Diese Formen intensivierter Auseinandersetzung mit Sprache sind fast immer solche mit Sprachen im Plural. Wie viele autochthone Sprachen auf dem Kontinent Afrika gesprochen werden, bleibe dahingestellt; gern wird dafür die Zahl 1000, manchmal auch 2000, genannt. Viele weitere Sprachen, deren Ursprünge man in Europa oder Asien verorten mag, kamen durch Kolonialisierung und Migration hinzu: das Phönizische, Griechische, Hebräische, Lateinische, Arabische, Portugiesische, Niederländische, Englische, Französische, Italienische und Deutsche (ohne Anspruch auf Vollständigkeit). Viele dieser Sprachen wiederum bildeten auf afrikanischem Boden Idiome aus, die man, je nach sprachpolitischer Haltung, als eigene Sprachen oder als Varietäten der Ausgangssprache klassifizieren kann: das Punische, das Afrikaans, das Krio, das nigerianische Pidgin.
Dass Philologie vielsprachig ist, bildet den Normalfall; irreführend wäre es gerade deshalb, die Komparatistik als komplementäre Ergänzung von Einzelphilologien aufzufassen (wie es seit dem 19. Jahrhundert, mancherorts noch heute, geschieht). Die Ägypter, von denen Herodot berichtet, erstrecken ihre philologischen Forschungen auf alle ihnen bekannten Sprachen; in Alexandria reichert man die Bibliothek unter anderem mit einer Übersetzung des jüdischen Gesetzes ins Griechische an; Augustinus diskutiert gelegentlich punische Wörter; Ahmadou Korouma bewaffnet seinen Erzähler in Allah n’est pas obligé, einen Kindersoldaten, mit gleich vier Wörterbüchern.

Positionsdaten der Elemente:
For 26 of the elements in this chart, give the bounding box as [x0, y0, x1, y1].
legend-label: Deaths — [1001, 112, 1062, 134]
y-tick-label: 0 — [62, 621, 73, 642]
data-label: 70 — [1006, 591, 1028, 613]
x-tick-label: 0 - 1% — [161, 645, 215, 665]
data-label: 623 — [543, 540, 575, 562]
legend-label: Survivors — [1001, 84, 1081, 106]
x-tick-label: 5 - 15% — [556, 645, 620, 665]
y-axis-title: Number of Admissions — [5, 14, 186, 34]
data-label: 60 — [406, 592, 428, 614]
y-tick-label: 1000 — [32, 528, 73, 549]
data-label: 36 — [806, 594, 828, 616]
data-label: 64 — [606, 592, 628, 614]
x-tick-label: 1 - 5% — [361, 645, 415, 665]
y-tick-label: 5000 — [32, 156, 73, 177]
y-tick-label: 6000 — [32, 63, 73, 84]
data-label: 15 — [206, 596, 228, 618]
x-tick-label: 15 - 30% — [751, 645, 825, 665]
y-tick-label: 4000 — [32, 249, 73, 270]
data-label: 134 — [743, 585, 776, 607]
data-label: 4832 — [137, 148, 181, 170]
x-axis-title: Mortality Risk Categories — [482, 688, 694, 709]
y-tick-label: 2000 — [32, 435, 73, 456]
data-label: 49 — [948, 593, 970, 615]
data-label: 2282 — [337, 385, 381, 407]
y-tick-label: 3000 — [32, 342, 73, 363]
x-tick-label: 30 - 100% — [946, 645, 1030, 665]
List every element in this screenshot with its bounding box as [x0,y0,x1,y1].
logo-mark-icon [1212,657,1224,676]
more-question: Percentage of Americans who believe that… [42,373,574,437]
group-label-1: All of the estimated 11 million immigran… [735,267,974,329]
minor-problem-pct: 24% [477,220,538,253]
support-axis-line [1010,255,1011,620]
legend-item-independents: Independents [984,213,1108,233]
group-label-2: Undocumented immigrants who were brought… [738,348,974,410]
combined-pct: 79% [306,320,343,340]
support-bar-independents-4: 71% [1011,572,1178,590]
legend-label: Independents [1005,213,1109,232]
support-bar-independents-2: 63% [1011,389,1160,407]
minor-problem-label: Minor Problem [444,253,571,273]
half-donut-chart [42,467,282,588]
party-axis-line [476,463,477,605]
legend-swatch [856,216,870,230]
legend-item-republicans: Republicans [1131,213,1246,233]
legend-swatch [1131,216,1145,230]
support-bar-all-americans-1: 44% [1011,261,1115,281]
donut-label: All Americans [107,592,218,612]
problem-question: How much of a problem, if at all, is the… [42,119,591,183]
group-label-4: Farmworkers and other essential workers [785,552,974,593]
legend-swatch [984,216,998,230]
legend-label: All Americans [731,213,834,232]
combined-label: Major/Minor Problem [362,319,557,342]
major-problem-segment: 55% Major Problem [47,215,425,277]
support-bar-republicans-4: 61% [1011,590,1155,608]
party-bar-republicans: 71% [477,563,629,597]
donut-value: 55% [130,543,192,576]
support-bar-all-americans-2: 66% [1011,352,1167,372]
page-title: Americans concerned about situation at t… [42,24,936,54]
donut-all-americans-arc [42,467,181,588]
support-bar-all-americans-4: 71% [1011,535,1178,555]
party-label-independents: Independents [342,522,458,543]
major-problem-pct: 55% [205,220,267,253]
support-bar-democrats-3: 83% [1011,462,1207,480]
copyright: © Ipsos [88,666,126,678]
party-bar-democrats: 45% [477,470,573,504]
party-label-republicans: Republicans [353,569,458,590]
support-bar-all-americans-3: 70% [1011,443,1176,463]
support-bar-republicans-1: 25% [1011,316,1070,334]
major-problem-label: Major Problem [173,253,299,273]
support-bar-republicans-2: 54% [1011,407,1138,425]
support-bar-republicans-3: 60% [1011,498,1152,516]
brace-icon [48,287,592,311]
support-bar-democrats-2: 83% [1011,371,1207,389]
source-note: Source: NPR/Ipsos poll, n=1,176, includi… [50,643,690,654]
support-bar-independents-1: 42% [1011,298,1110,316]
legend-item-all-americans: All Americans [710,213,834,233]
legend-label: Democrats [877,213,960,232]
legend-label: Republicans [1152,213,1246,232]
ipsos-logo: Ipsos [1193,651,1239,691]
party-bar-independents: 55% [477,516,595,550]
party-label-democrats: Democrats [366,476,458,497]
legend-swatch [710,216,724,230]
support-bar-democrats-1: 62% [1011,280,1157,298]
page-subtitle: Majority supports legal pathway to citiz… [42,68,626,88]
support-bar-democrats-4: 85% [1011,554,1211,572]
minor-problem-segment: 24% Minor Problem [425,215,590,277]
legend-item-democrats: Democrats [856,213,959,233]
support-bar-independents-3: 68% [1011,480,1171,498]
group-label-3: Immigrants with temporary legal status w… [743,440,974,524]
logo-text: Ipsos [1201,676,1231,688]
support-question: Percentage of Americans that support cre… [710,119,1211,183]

Gestellte Aufgaben:
a: Gib aus dem Textabschnitt über Sprachen in Afrika den Teil wörtlich wieder, der mit den Worten „Dass Philologie vielsprachig“ beginnt und mit „gleich vier Wörterbüchern.“ endet.
b: Welche Zahlen werden laut dem Textabschnitt über Sprachen in Afrika gern für die autochthonen Sprachen des Kontinents genannt?
c: Schreibe den Textabschnitt über Sprachen in Afrika im Anschluss an seinen letzten Satz weiter.

Ergebnisse je Aufgabe:
a:
Dass Philologie vielsprachig ist, bildet den Normalfall; irreführend wäre es gerade deshalb, die Komparatistik als komplementäre Ergänzung von Einzelphilologien aufzufassen (wie es seit dem 19. Jahrhundert, mancherorts noch heute, geschieht). Die Ägypter, von denen Herodot berichtet, erstrecken ihre philologischen Forschungen auf alle ihnen bekannten Sprachen; in Alexandria reichert man die Bibliothek unter anderem mit einer Übersetzung des jüdischen Gesetzes ins Griechische an; Augustinus diskutiert gelegentlich punische Wörter; Ahmadou Korouma bewaffnet seinen Erzähler in Allah n’est pas obligé, einen Kindersoldaten, mit gleich vier Wörterbüchern.

b: Gern wird die Zahl 1000 genannt, manchmal auch 2000.

c:
In diesen Fällen und den meisten anderen, die in diesem Buch dargestellt werden, bezieht sich das Adjektiv afrikanisch auf den Ort oder die Akteure der Philologie, in einigen wenigen ›nur‹ auf deren Gegenstand (so wie ja auch eine deutsche Philologie nicht grundsätzlich von Deutschen und in Deutschland betrieben werden 15muss).[9] Schon weil viele Orte und Akteure ohnehin nicht in die dichotomische Zuschreibung von Afrika versus Europa (einschließlich Nordamerikas) einzutragen sind, ist afrikanische Philologie nicht das Andere der europäischen, sondern in die Philologie überhaupt involviert, ohne daraus in Reinform auskristallisierbar zu sein. Die Kopplung von afrikanisch und Philologie erlaubt einen spezifischen Blick auf die Philologie und einen spezifischen Blick auf Afrika.
Afrika wird dabei nicht als scharf abgrenzbare Region verstanden, sondern als Schauplatz interkontinentaler, potenziell erdumspannender Bewegungen von Menschen und Schriften. Man kann diese Transaktionen Prozesse der Globalisierung nennen, wenn man an diesem Wort bewusst arbeitet.[10] Befördert werden solche Globalisierungsprozesse nicht zuletzt durch philologische Praktiken. In Alexandria legte Eratosthenes – der Erste, der seine Berufsbezeichnung als Philologe angab, und zugleich derjenige, der den Namen der Disziplin Geographie prägte – mit seiner Messung des Erdumfangs wichtige Grundlagen für die sphairopoiía, also die Glob-alisierung im Wortsinn (die Herstellung von Globen).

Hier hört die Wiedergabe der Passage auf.